**The problem:** Keep only the lines of the listing that include the word "data", and copy them.

**Listed entries:**

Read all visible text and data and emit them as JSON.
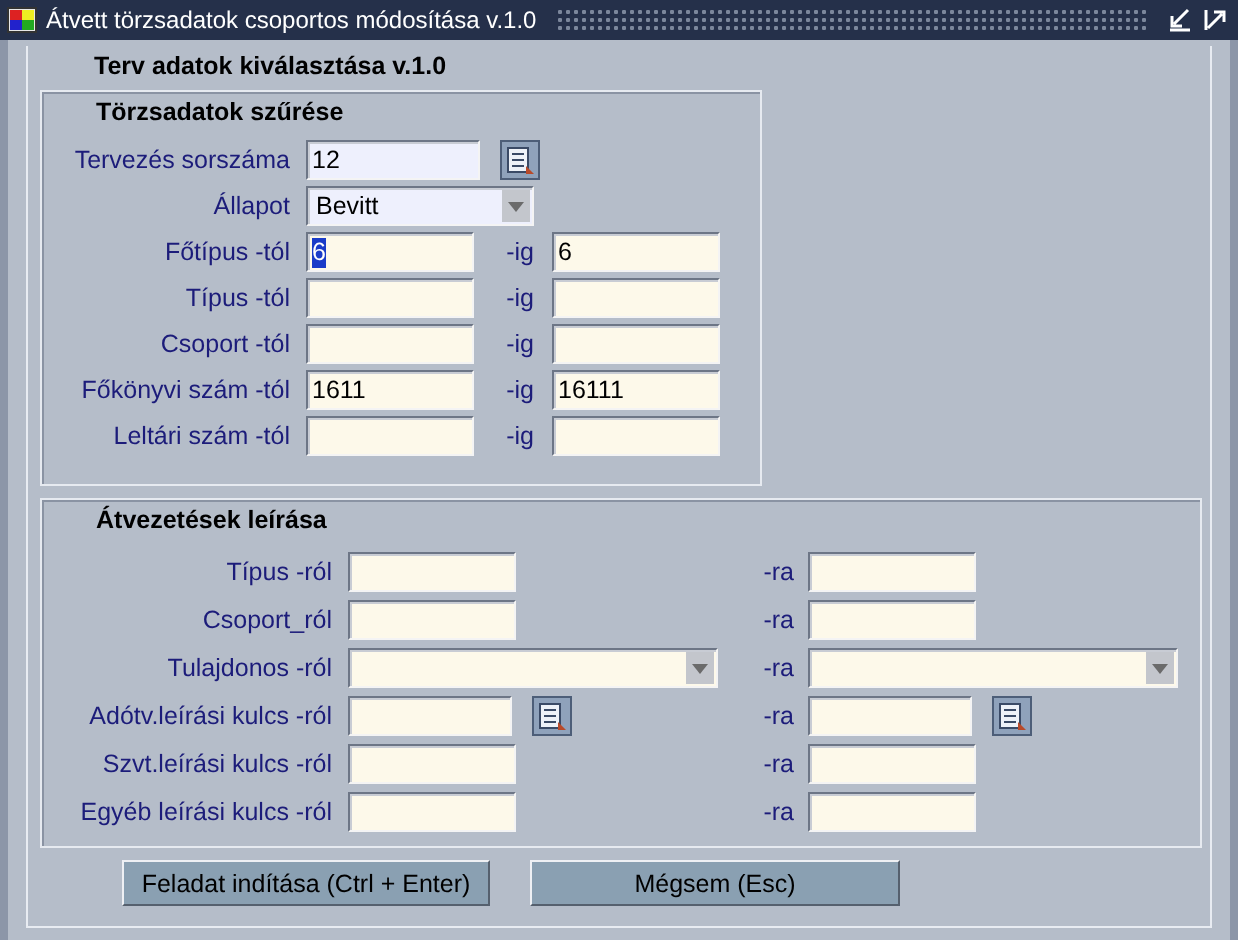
{
  "window": {
    "title": "Átvett törzsadatok csoportos módosítása v.1.0"
  },
  "form_title": "Terv adatok kiválasztása v.1.0",
  "filter": {
    "title": "Törzsadatok szűrése",
    "rows": [
      {
        "kind": "text",
        "label": "Tervezés sorszáma",
        "value": "12",
        "lookup": true
      },
      {
        "kind": "dropdown",
        "label": "Állapot",
        "value": "Bevitt",
        "lookup": false
      },
      {
        "kind": "range",
        "label": "Főtípus -tól",
        "from": "6",
        "from_text_selected": true,
        "to_label": "-ig",
        "to": "6"
      },
      {
        "kind": "range",
        "label": "Típus -tól",
        "from_text_selected": false,
        "to_label": "-ig"
      },
      {
        "kind": "range",
        "label": "Csoport -tól",
        "from_text_selected": false,
        "to_label": "-ig"
      },
      {
        "kind": "range",
        "label": "Főkönyvi szám -tól",
        "from": "1611",
        "from_text_selected": false,
        "to_label": "-ig",
        "to": "16111"
      },
      {
        "kind": "range",
        "label": "Leltári szám -tól",
        "from_text_selected": false,
        "to_label": "-ig"
      }
    ]
  },
  "transfers": {
    "title": "Átvezetések leírása",
    "rows": [
      {
        "kind": "text",
        "label": "Típus -ról",
        "lookup": false,
        "to_label": "-ra"
      },
      {
        "kind": "text",
        "label": "Csoport_ról",
        "lookup": false,
        "to_label": "-ra"
      },
      {
        "kind": "dropdown",
        "label": "Tulajdonos -ról",
        "lookup": false,
        "to_label": "-ra"
      },
      {
        "kind": "text",
        "label": "Adótv.leírási kulcs -ról",
        "lookup": true,
        "to_label": "-ra"
      },
      {
        "kind": "text",
        "label": "Szvt.leírási kulcs -ról",
        "lookup": false,
        "to_label": "-ra"
      },
      {
        "kind": "text",
        "label": "Egyéb leírási kulcs -ról",
        "lookup": false,
        "to_label": "-ra"
      }
    ]
  },
  "buttons": [
    "Feladat indítása (Ctrl + Enter)",
    "Mégsem (Esc)"
  ]
}
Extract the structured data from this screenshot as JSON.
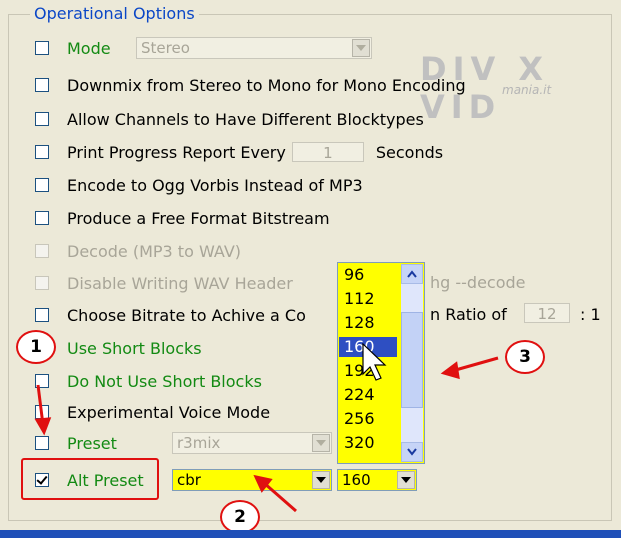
{
  "group": {
    "title": "Operational Options"
  },
  "options": {
    "mode": {
      "label": "Mode",
      "value": "Stereo"
    },
    "downmix": {
      "label": "Downmix from Stereo to Mono for Mono Encoding"
    },
    "blocktypes": {
      "label": "Allow Channels to Have Different Blocktypes"
    },
    "progress": {
      "label": "Print Progress Report Every",
      "value": "1",
      "suffix": "Seconds"
    },
    "ogg": {
      "label": "Encode to Ogg Vorbis Instead of MP3"
    },
    "free_format": {
      "label": "Produce a Free Format Bitstream"
    },
    "decode": {
      "label": "Decode (MP3 to WAV)"
    },
    "wav_header": {
      "label": "Disable Writing WAV Header",
      "tail": "hg --decode"
    },
    "bitrate": {
      "label": "Choose Bitrate to Achive a Co",
      "mid": "n Ratio of",
      "value": "12",
      "suffix": ": 1"
    },
    "short_blocks": {
      "label": "Use Short Blocks"
    },
    "no_short_blocks": {
      "label": "Do Not Use Short Blocks"
    },
    "voice": {
      "label": "Experimental Voice Mode"
    },
    "preset": {
      "label": "Preset",
      "value": "r3mix"
    },
    "alt_preset": {
      "label": "Alt Preset",
      "checked": true,
      "value": "cbr"
    },
    "bitrate_combo": {
      "value": "160"
    }
  },
  "dropdown": {
    "items": [
      "96",
      "112",
      "128",
      "160",
      "192",
      "224",
      "256",
      "320"
    ],
    "selected": "160"
  },
  "annotations": {
    "callout1": "1",
    "callout2": "2",
    "callout3": "3",
    "color": "#e01010"
  },
  "watermark": {
    "text": "DIV X VID",
    "sub": "mania.it"
  }
}
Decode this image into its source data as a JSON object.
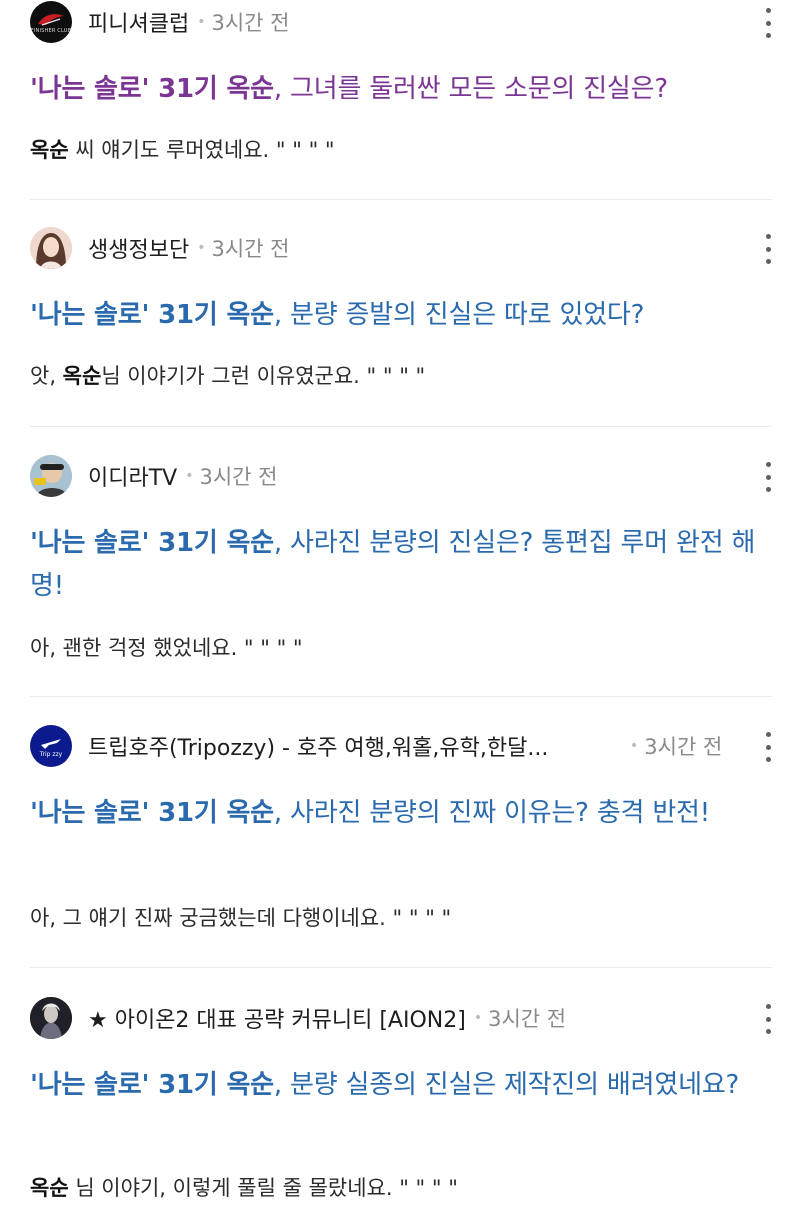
{
  "results": [
    {
      "source": "피니셔클럽",
      "time": "3시간 전",
      "title_highlight": "'나는 솔로' 31기 옥순",
      "title_rest": ", 그녀를 둘러싼 모든 소문의 진실은?",
      "snippet_pre": "",
      "snippet_bold": "옥순",
      "snippet_post": " 씨 얘기도 루머였네요. \" \" \" \"",
      "visited": true
    },
    {
      "source": "생생정보단",
      "time": "3시간 전",
      "title_highlight": "'나는 솔로' 31기 옥순",
      "title_rest": ", 분량 증발의 진실은 따로 있었다?",
      "snippet_pre": "앗, ",
      "snippet_bold": "옥순",
      "snippet_post": "님 이야기가 그런 이유였군요. \" \" \" \"",
      "visited": false
    },
    {
      "source": "이디라TV",
      "time": "3시간 전",
      "title_highlight": "'나는 솔로' 31기 옥순",
      "title_rest": ", 사라진 분량의 진실은? 통편집 루머 완전 해명!",
      "snippet_pre": "아, 괜한 걱정 했었네요. \" \" \" \"",
      "snippet_bold": "",
      "snippet_post": "",
      "visited": false
    },
    {
      "source": "트립호주(Tripozzy) - 호주 여행,워홀,유학,한달...",
      "time": "3시간 전",
      "title_highlight": "'나는 솔로' 31기 옥순",
      "title_rest": ", 사라진 분량의 진짜 이유는? 충격 반전!",
      "snippet_pre": "아, 그 얘기 진짜 궁금했는데 다행이네요. \" \" \" \"",
      "snippet_bold": "",
      "snippet_post": "",
      "visited": false
    },
    {
      "source": "★ 아이온2 대표 공략 커뮤니티 [AION2]",
      "time": "3시간 전",
      "title_highlight": "'나는 솔로' 31기 옥순",
      "title_rest": ", 분량 실종의 진실은 제작진의 배려였네요?",
      "snippet_pre": "",
      "snippet_bold": "옥순",
      "snippet_post": " 님 이야기, 이렇게 풀릴 줄 몰랐네요. \" \" \" \"",
      "visited": false
    }
  ],
  "avatar_text": {
    "r1": "FINISHER CLUB",
    "r4": "Trip zzy"
  },
  "colors": {
    "title_link": "#2a6aad",
    "title_visited": "#7b3593",
    "meta_gray": "#8a8a8a"
  },
  "icons": {
    "more": "vertical-ellipsis-icon"
  }
}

**Reply to the exercise:**
Read all visible text and data and emit them as JSON.
Extract the structured data from this screenshot as JSON.
Decode this image into its source data as a JSON object.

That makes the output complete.